*** Selected text Section Begins ***
From the Wii condom......
The MotionPlus itself is small — very small. It's a tiny thing. You can barely feel its weight in your hand, and once it innocuously clips in to the bottom of the Wii Remote, you're hardly aware that it's there.
Yet the MotionPlus makes a difference. The MotionPlus makes the Wii Remote whole. For the Wii controller, as originally implemented, was incomplete. Like a black-and-white TV signal, it needed a little something extra to bring it to life — to enter the world of colour.
That something extra is there. It's hard to describe, but it is real. You know it's real, because it immediately demands that you start playing Virtua Tennis 2009 differently to any other Wii game.
Every round that begins with a ritual: you have to calibrate the controller by pointing it at your player on the screen. Persons, teams, and nations have their pre-game hakas and so forth, but the benefit here is not psychosomatic. The MotionPlus must know precisely where it is before it can work its magic.
The most immediate effect is that it makes for a more challenging game of tennis. Yes, you can now subtly twist your hand during a stroke to put spin on the ball, and make it drop down right after it crosses the net. But you must also know what you’re doing — MotionPlus makes for a steeper learning curve. You have to follow through flawlessly to get those slices and lobs just right. The payoff is a level of court dominance that just wasn’t possible when the Wii Remote could only broadly detect movement.
On the accessories front, Nintendo engineers have thought of everything. There's a new, elongated rubber Wii Remote sleeve to go with the newer, longer controller, once assembled. This, presumably, will launch Day One with the add-on, to prevent any overlap where once again people find themselves flinging the things straight through their plasmas. There has been some paranoid speculation on the internet that this new rubber sleeve must be permanently held in place with glue. These reports are false; it works just the same as the old sleeve. No need to panic!
There's also a chunky locking mechanism on the under-side of the device, cunningly hidden by all the glossy publicity photos. Unlocked, a squeeze on the two buttons on the unit's sides will allow its insertion or removal. Locked, this becomes impossible. So the MotionPlus itself, properly used, won't become a deadly projectile with the potential of concussing the cat.
And, presumably, future versions of the Wii Remote will have MotionPlus built-in. Nintendo has a proud history of taking successful experiments in novelty and raising them atop their three pillars (though failures, like the Virtual Boy, are swept under the rug…).
http://www.gameplayer.com.au/gp_documents/WiiMotionPlusTested.aspx
So we can expect 2009 Holidays with a new Wii SKU???
*** Selected text Section Ends ***
Problem details :: List every Nintendo gaming system and controller device that the MotionPlus review names.
*** Data extract Section Begins ***
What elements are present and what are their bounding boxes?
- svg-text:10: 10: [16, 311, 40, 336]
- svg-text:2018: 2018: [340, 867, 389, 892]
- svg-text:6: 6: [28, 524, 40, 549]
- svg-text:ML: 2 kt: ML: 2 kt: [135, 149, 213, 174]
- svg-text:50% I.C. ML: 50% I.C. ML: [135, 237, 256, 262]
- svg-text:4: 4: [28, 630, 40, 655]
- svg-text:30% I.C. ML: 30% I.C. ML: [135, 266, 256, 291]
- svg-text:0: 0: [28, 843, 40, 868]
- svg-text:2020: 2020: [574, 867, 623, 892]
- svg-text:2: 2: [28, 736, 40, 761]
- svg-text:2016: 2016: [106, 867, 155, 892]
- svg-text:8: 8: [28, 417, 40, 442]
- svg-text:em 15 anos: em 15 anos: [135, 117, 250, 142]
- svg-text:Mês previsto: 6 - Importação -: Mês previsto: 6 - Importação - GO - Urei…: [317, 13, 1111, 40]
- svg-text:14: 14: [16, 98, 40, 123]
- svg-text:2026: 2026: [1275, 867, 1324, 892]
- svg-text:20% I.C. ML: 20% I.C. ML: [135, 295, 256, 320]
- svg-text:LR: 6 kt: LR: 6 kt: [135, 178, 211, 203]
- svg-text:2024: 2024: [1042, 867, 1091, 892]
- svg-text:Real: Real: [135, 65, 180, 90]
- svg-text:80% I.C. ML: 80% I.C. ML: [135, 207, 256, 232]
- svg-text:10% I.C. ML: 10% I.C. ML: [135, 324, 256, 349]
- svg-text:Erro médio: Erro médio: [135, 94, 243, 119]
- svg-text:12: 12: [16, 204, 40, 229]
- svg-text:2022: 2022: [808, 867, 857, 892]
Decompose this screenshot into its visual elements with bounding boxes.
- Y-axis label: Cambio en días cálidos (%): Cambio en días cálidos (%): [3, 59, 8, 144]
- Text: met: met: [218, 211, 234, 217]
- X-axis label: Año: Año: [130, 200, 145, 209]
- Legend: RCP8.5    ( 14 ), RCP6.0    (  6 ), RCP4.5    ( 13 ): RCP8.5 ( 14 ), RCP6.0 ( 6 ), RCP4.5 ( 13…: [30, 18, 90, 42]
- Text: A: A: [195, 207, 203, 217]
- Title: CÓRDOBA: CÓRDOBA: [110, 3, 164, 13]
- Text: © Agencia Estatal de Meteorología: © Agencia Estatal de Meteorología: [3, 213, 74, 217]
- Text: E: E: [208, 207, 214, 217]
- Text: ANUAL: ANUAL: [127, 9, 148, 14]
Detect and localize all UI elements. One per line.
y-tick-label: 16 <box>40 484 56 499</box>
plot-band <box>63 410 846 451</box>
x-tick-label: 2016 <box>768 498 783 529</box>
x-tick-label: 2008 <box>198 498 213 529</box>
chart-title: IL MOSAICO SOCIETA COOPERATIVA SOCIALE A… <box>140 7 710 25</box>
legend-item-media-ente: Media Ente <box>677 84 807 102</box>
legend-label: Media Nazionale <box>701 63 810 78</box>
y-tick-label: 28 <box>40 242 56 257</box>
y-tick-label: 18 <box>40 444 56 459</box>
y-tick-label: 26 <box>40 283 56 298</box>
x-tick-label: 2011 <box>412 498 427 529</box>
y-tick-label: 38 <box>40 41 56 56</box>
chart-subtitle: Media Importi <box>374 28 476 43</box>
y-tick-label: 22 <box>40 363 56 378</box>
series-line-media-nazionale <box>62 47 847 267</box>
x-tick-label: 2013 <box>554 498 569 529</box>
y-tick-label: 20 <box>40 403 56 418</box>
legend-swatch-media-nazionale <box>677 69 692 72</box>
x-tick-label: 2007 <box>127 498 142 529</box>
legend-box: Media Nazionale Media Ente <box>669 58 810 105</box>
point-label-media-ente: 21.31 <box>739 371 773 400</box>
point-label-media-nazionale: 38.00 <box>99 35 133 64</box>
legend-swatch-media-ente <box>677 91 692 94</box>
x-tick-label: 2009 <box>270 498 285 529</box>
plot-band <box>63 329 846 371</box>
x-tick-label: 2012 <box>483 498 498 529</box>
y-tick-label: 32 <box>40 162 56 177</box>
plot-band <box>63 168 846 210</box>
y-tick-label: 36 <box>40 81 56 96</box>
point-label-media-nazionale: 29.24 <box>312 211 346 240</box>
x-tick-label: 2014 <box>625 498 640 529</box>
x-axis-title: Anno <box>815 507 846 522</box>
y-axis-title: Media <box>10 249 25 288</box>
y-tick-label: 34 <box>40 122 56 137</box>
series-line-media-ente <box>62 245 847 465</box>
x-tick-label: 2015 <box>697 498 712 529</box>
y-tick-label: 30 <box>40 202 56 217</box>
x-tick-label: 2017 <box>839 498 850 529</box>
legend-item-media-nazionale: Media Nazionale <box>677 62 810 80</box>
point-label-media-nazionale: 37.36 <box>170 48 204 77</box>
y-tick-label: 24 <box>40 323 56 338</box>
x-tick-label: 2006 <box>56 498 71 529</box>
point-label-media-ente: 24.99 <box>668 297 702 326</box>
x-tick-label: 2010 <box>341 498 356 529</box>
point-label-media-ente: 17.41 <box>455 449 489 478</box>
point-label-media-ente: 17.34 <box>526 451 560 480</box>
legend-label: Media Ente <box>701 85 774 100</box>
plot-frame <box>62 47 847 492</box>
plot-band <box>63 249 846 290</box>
*** Data extract Section Ends ***
The answer ::
Wii
Wii Remote
MotionPlus
Virtual Boy